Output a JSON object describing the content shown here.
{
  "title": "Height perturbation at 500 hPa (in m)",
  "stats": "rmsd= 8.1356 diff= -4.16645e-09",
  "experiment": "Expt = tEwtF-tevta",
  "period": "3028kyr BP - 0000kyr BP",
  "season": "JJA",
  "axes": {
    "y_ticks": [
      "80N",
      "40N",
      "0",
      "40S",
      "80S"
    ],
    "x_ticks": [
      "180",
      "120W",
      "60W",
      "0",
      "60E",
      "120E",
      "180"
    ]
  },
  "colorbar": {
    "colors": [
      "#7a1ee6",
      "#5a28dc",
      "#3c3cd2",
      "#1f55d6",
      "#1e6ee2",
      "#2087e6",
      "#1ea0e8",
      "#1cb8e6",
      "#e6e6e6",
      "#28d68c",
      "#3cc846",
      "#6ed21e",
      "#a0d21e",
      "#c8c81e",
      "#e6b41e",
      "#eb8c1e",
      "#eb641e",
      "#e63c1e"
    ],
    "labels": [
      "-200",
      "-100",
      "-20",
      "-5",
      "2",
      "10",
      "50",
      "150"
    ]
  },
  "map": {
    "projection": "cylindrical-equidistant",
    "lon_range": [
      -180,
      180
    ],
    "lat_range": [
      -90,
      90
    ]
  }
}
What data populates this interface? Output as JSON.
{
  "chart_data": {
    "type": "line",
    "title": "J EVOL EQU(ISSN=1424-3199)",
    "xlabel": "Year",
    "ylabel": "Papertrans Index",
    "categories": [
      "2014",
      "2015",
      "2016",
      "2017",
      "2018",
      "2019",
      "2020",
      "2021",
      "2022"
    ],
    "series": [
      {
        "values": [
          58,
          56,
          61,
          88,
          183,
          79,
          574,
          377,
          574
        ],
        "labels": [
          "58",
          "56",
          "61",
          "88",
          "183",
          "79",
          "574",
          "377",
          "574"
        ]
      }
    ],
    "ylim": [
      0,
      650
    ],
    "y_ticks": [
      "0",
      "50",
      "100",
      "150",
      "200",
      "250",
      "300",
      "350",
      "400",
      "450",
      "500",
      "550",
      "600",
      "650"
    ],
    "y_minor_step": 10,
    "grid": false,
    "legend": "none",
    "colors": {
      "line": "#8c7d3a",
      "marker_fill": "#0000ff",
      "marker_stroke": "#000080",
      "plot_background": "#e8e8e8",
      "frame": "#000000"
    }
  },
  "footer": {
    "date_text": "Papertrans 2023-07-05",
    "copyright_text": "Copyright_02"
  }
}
- - - - -
Copy out the full set of records precisely, leaving nothing out.

#### EXPECTED ANSWER:
Output a JSON object describing the content shown here.
{
  "title": "Height perturbation at 500 hPa (in m)",
  "stats": "rmsd= 8.1356 diff= -4.16645e-09",
  "experiment": "Expt = tEwtF-tevta",
  "period": "3028kyr BP - 0000kyr BP",
  "season": "JJA",
  "axes": {
    "y_ticks": [
      "80N",
      "40N",
      "0",
      "40S",
      "80S"
    ],
    "x_ticks": [
      "180",
      "120W",
      "60W",
      "0",
      "60E",
      "120E",
      "180"
    ]
  },
  "colorbar": {
    "colors": [
      "#7a1ee6",
      "#5a28dc",
      "#3c3cd2",
      "#1f55d6",
      "#1e6ee2",
      "#2087e6",
      "#1ea0e8",
      "#1cb8e6",
      "#e6e6e6",
      "#28d68c",
      "#3cc846",
      "#6ed21e",
      "#a0d21e",
      "#c8c81e",
      "#e6b41e",
      "#eb8c1e",
      "#eb641e",
      "#e63c1e"
    ],
    "labels": [
      "-200",
      "-100",
      "-20",
      "-5",
      "2",
      "10",
      "50",
      "150"
    ]
  },
  "map": {
    "projection": "cylindrical-equidistant",
    "lon_range": [
      -180,
      180
    ],
    "lat_range": [
      -90,
      90
    ]
  }
}
What data populates this interface? Output as JSON.
{
  "chart_data": {
    "type": "line",
    "title": "J EVOL EQU(ISSN=1424-3199)",
    "xlabel": "Year",
    "ylabel": "Papertrans Index",
    "categories": [
      "2014",
      "2015",
      "2016",
      "2017",
      "2018",
      "2019",
      "2020",
      "2021",
      "2022"
    ],
    "series": [
      {
        "values": [
          58,
          56,
          61,
          88,
          183,
          79,
          574,
          377,
          574
        ],
        "labels": [
          "58",
          "56",
          "61",
          "88",
          "183",
          "79",
          "574",
          "377",
          "574"
        ]
      }
    ],
    "ylim": [
      0,
      650
    ],
    "y_ticks": [
      "0",
      "50",
      "100",
      "150",
      "200",
      "250",
      "300",
      "350",
      "400",
      "450",
      "500",
      "550",
      "600",
      "650"
    ],
    "y_minor_step": 10,
    "grid": false,
    "legend": "none",
    "colors": {
      "line": "#8c7d3a",
      "marker_fill": "#0000ff",
      "marker_stroke": "#000080",
      "plot_background": "#e8e8e8",
      "frame": "#000000"
    }
  },
  "footer": {
    "date_text": "Papertrans 2023-07-05",
    "copyright_text": "Copyright_02"
  }
}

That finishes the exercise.